### Input data

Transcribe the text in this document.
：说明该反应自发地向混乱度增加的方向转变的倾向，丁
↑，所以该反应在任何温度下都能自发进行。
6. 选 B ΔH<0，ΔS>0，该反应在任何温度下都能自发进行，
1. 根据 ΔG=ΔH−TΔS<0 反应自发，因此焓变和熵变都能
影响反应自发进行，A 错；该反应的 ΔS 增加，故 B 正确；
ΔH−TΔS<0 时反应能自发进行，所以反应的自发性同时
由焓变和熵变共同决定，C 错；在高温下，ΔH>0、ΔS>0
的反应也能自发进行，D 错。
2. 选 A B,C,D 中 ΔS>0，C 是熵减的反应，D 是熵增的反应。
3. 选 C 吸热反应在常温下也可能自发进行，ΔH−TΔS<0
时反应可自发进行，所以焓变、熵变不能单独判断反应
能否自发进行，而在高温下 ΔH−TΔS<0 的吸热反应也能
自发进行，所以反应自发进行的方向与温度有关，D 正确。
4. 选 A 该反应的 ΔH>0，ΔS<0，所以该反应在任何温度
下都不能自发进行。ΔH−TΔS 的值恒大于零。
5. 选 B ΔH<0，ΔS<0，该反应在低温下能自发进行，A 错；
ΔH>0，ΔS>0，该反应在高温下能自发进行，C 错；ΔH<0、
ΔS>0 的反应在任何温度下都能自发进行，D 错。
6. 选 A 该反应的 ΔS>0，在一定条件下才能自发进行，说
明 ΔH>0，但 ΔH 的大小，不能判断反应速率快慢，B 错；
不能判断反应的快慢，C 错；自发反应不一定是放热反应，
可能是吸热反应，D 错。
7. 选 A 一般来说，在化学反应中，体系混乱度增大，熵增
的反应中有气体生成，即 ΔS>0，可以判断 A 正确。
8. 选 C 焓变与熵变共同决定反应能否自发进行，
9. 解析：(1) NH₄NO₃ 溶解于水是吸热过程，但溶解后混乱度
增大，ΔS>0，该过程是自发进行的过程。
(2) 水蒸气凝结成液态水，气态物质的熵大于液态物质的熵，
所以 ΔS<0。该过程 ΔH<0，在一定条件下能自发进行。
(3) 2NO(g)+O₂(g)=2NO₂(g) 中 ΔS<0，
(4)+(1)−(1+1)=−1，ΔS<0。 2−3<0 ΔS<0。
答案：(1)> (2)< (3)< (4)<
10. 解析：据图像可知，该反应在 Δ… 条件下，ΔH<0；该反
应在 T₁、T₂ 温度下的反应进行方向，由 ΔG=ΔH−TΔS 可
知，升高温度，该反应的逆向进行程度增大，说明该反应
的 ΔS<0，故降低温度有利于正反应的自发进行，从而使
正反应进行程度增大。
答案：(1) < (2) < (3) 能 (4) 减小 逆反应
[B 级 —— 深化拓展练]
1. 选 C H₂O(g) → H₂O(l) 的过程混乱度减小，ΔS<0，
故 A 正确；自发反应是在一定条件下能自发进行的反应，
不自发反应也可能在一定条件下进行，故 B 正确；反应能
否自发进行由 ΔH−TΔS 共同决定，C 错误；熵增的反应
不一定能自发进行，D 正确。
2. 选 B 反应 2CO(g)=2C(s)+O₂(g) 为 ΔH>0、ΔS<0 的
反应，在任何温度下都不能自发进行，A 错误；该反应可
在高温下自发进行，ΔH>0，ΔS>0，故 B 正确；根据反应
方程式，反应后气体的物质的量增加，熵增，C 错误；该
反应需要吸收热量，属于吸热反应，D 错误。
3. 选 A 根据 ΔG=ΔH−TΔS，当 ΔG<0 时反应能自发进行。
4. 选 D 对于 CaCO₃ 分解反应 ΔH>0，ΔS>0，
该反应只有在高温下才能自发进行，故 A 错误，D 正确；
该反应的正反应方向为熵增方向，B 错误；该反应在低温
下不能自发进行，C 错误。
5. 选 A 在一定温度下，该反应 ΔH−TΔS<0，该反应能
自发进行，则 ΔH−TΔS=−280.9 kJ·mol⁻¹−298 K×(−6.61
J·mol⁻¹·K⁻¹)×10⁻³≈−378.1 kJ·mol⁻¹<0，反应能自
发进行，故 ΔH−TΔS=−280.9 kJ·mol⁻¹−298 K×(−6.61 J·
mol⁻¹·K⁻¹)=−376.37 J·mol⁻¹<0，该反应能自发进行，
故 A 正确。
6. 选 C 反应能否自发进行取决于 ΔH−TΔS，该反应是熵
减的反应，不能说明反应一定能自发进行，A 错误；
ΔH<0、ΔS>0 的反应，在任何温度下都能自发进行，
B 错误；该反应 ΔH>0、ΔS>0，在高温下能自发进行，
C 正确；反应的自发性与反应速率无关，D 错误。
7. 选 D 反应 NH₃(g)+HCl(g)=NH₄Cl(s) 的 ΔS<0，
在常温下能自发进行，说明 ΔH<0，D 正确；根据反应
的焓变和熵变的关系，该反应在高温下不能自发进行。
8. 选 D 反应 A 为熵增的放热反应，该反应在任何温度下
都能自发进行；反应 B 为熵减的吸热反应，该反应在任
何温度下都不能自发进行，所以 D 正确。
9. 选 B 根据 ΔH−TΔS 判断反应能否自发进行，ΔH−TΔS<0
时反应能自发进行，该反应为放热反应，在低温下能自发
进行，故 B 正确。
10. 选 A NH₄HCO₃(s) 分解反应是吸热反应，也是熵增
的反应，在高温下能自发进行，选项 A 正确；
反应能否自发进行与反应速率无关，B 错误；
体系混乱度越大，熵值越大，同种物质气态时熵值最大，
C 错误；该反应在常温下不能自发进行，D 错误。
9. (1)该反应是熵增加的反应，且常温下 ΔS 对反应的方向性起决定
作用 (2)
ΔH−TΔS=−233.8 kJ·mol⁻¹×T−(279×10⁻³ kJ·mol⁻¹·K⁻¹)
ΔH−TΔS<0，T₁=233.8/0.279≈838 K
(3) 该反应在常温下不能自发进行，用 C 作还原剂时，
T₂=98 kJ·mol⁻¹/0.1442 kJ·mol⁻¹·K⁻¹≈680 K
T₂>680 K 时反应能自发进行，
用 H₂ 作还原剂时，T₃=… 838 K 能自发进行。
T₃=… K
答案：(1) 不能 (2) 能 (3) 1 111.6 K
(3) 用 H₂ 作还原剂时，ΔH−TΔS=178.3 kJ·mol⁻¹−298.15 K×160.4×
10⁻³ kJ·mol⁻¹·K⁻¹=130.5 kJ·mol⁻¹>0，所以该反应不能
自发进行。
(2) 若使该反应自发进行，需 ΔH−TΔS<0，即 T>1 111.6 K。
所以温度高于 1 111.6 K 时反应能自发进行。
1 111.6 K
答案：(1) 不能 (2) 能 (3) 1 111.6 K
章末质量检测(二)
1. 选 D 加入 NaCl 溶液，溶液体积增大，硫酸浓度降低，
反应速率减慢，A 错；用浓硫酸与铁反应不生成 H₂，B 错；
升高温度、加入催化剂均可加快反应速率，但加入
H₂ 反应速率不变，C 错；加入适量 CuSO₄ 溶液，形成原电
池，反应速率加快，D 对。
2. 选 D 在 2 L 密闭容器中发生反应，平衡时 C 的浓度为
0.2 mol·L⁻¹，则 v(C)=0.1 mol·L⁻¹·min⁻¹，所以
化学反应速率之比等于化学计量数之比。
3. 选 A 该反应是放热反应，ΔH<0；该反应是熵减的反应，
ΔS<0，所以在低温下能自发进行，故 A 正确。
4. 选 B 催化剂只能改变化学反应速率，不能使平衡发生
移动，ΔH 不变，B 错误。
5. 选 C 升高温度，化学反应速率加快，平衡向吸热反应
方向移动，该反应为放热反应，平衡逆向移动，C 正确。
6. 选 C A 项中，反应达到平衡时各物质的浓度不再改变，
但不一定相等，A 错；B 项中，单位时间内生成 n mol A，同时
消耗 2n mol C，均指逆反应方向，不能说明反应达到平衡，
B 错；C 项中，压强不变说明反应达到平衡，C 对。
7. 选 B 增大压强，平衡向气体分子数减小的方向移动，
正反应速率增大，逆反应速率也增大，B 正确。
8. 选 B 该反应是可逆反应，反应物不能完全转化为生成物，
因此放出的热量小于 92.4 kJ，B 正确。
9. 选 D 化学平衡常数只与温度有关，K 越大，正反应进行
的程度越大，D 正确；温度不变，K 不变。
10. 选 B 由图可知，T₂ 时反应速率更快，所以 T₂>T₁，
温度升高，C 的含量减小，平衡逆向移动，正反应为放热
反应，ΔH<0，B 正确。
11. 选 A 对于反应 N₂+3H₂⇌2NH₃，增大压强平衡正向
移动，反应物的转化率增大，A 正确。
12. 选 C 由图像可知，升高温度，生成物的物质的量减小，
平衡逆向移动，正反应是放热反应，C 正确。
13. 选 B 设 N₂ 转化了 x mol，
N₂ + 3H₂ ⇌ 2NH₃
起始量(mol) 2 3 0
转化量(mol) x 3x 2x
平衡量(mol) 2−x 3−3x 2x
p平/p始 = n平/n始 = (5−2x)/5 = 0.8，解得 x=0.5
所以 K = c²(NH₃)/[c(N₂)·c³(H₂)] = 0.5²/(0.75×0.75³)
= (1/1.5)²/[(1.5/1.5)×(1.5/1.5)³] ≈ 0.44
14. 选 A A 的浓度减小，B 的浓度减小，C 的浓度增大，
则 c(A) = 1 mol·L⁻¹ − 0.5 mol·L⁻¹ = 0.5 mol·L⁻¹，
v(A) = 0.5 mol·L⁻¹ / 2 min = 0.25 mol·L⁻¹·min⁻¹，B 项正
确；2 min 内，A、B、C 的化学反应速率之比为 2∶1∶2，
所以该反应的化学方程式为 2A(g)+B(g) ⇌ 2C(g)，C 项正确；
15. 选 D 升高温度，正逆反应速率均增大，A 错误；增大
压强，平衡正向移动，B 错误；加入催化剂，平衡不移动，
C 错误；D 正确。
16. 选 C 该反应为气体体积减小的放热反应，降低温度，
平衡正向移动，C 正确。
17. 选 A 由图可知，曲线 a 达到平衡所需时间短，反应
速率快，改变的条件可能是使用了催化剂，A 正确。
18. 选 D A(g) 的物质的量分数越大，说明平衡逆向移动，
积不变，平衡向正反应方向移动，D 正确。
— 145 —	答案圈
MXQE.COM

### Challenge
Look through the entries above and report each line where the string "作还原剂时" occurs.

### Written reply
(3) 该反应在常温下不能自发进行，用 C 作还原剂时，
用 H₂ 作还原剂时，T₃=… 838 K 能自发进行。
(3) 用 H₂ 作还原剂时，ΔH−TΔS=178.3 kJ·mol⁻¹−298.15 K×160.4×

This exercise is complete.